Only lines holding the string "this" are wanted; copy each one from the material.

------ Stored data ------

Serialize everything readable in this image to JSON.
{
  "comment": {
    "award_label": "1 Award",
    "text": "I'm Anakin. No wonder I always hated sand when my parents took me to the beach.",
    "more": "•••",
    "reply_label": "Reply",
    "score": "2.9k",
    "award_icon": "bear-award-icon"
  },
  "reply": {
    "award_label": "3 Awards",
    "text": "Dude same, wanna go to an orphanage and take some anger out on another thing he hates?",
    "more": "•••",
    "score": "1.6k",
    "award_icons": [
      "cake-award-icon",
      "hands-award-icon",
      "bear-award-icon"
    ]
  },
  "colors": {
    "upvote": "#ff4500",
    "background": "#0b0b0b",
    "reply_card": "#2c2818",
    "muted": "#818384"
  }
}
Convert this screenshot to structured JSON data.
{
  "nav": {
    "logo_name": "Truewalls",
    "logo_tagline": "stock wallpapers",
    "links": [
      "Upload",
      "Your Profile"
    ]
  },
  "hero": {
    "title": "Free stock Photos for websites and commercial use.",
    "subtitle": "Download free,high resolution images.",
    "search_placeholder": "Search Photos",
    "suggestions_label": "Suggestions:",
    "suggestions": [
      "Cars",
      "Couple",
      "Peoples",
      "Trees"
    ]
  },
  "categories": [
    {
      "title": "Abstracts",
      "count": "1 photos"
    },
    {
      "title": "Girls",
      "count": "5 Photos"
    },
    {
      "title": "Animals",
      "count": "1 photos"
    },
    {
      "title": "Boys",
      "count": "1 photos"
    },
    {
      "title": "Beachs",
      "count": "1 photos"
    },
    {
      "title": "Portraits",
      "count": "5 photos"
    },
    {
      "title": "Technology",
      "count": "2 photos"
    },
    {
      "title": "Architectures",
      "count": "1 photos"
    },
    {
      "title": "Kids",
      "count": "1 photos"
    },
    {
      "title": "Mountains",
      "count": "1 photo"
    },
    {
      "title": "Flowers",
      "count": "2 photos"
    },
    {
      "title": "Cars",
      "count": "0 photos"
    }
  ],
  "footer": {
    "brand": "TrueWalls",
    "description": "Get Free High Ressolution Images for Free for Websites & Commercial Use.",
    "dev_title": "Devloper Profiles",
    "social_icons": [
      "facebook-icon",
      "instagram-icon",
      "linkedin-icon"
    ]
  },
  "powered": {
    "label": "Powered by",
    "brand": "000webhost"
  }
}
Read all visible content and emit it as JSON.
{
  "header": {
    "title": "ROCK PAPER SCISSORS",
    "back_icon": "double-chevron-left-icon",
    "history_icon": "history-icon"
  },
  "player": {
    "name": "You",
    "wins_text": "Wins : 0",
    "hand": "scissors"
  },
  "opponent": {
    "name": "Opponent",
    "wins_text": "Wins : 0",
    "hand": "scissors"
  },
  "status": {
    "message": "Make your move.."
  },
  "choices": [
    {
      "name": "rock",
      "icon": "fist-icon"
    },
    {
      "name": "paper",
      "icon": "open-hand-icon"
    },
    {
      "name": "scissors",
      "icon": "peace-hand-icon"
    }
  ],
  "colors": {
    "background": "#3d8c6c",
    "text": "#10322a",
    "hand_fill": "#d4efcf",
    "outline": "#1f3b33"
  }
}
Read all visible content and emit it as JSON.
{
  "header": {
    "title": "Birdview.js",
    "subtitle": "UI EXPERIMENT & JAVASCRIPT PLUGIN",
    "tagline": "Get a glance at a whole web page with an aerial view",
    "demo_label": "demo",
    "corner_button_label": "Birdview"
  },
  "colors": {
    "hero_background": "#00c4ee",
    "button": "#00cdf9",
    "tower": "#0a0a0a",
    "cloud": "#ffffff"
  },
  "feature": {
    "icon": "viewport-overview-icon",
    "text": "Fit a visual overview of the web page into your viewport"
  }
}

------

:: Finished answer ::
Serialize everything readable in this image to JSON.
Convert this screenshot to structured JSON data.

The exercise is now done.